GIVEN REQUEST:
From the records below, copy every line that contains the word "Evolution".

(begin)

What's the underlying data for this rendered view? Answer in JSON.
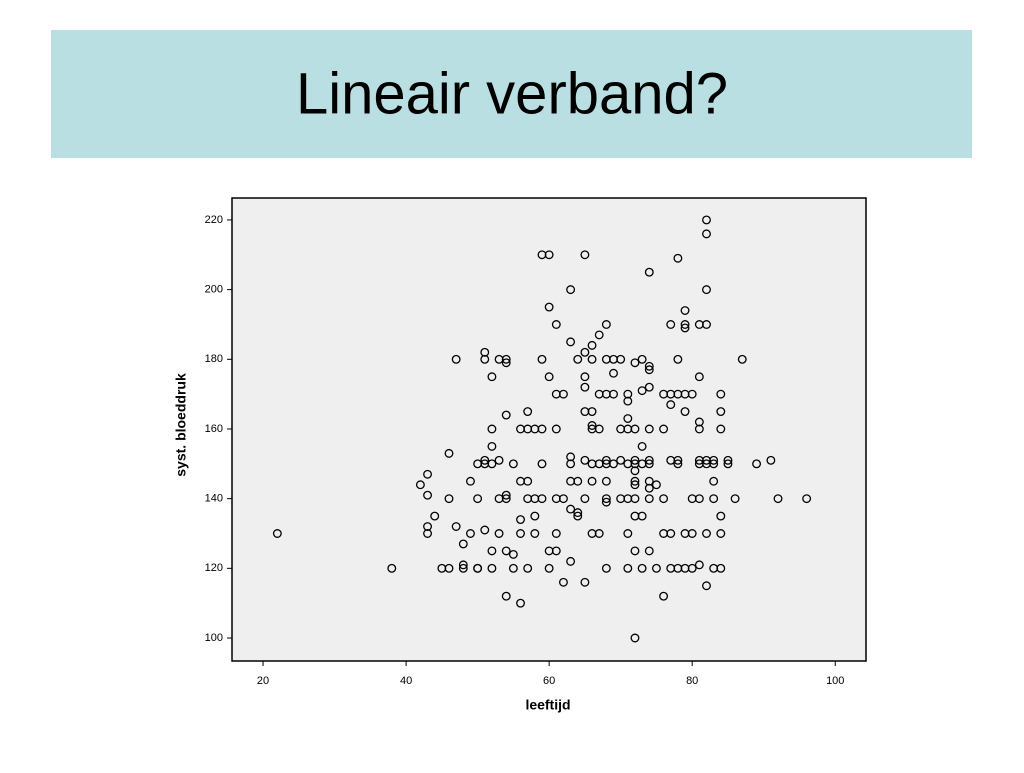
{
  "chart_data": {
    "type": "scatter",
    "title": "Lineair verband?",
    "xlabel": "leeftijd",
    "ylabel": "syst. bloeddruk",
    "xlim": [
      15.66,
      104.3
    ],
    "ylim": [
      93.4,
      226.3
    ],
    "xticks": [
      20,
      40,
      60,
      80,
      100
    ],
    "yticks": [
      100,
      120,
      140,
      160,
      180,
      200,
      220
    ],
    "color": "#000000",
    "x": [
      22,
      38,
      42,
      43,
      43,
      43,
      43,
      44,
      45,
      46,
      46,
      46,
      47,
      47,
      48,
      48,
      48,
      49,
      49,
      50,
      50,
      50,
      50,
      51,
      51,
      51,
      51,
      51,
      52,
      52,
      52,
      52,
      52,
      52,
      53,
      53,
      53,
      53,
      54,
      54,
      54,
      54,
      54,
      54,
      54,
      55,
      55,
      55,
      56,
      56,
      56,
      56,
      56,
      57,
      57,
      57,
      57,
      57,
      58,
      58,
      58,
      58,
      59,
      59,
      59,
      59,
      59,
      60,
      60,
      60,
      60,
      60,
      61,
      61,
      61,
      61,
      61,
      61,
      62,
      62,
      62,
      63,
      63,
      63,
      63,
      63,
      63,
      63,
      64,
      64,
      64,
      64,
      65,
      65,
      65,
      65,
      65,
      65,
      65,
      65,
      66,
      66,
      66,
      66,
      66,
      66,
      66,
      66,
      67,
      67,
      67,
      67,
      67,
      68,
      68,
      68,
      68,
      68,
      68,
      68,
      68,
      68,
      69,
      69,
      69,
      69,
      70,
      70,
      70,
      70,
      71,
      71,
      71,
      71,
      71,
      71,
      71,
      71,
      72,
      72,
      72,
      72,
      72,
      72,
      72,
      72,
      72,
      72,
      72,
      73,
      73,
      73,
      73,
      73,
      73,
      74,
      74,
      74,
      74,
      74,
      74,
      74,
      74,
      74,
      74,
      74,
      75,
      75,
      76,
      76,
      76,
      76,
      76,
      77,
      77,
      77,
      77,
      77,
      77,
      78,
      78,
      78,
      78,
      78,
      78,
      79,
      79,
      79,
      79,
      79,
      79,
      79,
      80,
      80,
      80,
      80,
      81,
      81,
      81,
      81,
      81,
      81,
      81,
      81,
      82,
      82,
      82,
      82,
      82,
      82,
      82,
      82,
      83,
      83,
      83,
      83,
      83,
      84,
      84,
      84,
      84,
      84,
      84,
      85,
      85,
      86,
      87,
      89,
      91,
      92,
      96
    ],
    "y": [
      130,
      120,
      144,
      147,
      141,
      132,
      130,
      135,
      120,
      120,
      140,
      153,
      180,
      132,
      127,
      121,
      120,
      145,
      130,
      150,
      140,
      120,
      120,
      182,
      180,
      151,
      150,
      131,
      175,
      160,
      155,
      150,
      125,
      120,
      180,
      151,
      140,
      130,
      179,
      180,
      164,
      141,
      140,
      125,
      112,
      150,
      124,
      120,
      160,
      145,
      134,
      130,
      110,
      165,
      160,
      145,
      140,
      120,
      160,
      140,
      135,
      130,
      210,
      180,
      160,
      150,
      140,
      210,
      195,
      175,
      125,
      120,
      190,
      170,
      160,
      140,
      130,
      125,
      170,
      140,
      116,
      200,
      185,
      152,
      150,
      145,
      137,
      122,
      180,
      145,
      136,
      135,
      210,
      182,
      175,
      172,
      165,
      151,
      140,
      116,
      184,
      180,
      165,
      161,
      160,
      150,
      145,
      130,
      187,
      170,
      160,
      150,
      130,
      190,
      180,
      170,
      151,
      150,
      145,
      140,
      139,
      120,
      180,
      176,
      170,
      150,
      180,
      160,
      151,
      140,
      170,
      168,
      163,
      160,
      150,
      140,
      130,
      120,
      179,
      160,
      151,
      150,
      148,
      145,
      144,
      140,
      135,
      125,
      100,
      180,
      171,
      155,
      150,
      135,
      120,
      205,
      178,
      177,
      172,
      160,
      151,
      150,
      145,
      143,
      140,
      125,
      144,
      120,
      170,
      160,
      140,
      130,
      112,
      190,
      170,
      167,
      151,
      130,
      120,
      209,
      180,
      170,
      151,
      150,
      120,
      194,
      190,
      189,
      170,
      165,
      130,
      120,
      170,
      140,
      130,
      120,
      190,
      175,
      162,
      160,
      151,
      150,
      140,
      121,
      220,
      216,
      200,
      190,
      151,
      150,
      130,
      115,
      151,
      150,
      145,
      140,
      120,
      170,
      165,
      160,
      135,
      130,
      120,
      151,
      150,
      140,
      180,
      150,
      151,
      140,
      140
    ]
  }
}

(end)
(begin)

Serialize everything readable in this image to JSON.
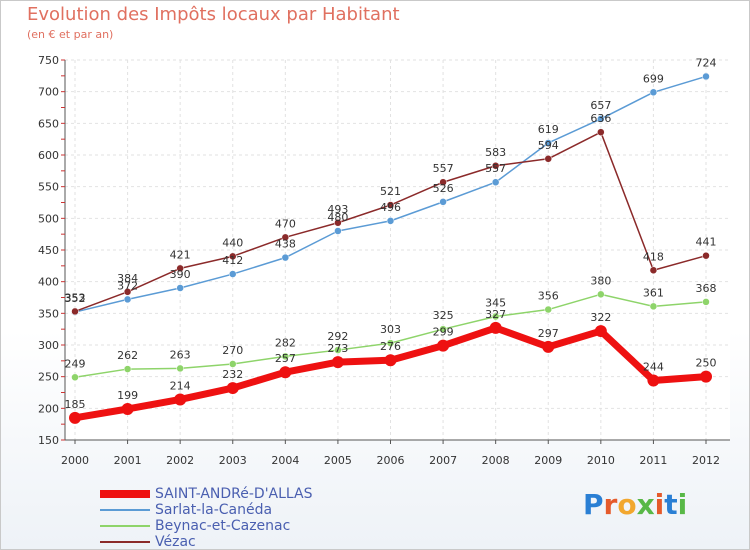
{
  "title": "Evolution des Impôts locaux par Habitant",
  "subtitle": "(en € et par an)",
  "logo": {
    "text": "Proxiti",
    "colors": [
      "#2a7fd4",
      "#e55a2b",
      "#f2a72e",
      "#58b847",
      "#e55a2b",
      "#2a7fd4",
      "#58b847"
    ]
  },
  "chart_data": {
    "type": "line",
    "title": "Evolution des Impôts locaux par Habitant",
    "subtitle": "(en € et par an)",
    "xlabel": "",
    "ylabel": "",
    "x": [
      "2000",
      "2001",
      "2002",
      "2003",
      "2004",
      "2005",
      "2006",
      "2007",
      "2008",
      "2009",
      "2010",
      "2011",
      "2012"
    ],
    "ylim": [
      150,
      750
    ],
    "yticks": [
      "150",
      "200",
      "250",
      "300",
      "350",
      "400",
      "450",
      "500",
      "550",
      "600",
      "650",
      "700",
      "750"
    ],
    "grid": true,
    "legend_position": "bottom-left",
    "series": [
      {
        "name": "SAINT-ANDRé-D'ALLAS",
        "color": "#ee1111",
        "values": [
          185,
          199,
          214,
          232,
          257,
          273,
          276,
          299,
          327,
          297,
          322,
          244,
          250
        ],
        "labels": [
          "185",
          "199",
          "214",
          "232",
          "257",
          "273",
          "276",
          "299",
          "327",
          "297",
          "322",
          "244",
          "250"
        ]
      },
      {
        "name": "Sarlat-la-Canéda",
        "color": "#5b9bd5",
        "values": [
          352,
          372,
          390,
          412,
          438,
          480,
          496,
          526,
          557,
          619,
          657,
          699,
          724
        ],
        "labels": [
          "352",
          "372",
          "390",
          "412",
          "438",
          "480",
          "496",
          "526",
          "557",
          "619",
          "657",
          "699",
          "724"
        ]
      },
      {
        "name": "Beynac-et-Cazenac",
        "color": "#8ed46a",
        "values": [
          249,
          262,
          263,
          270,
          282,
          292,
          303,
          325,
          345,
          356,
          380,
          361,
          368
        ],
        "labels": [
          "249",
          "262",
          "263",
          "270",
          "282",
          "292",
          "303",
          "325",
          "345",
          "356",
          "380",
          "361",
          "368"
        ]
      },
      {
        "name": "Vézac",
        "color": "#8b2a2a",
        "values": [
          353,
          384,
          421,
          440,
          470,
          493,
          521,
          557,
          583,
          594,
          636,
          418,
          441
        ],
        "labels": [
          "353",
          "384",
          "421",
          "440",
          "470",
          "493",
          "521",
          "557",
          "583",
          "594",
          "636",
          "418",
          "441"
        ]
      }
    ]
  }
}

(end)

ANSWER TO THIS TASK:
  "title": "Evolution des Impôts locaux par Habitant",
    "title": "Evolution des Impôts locaux par Habitant",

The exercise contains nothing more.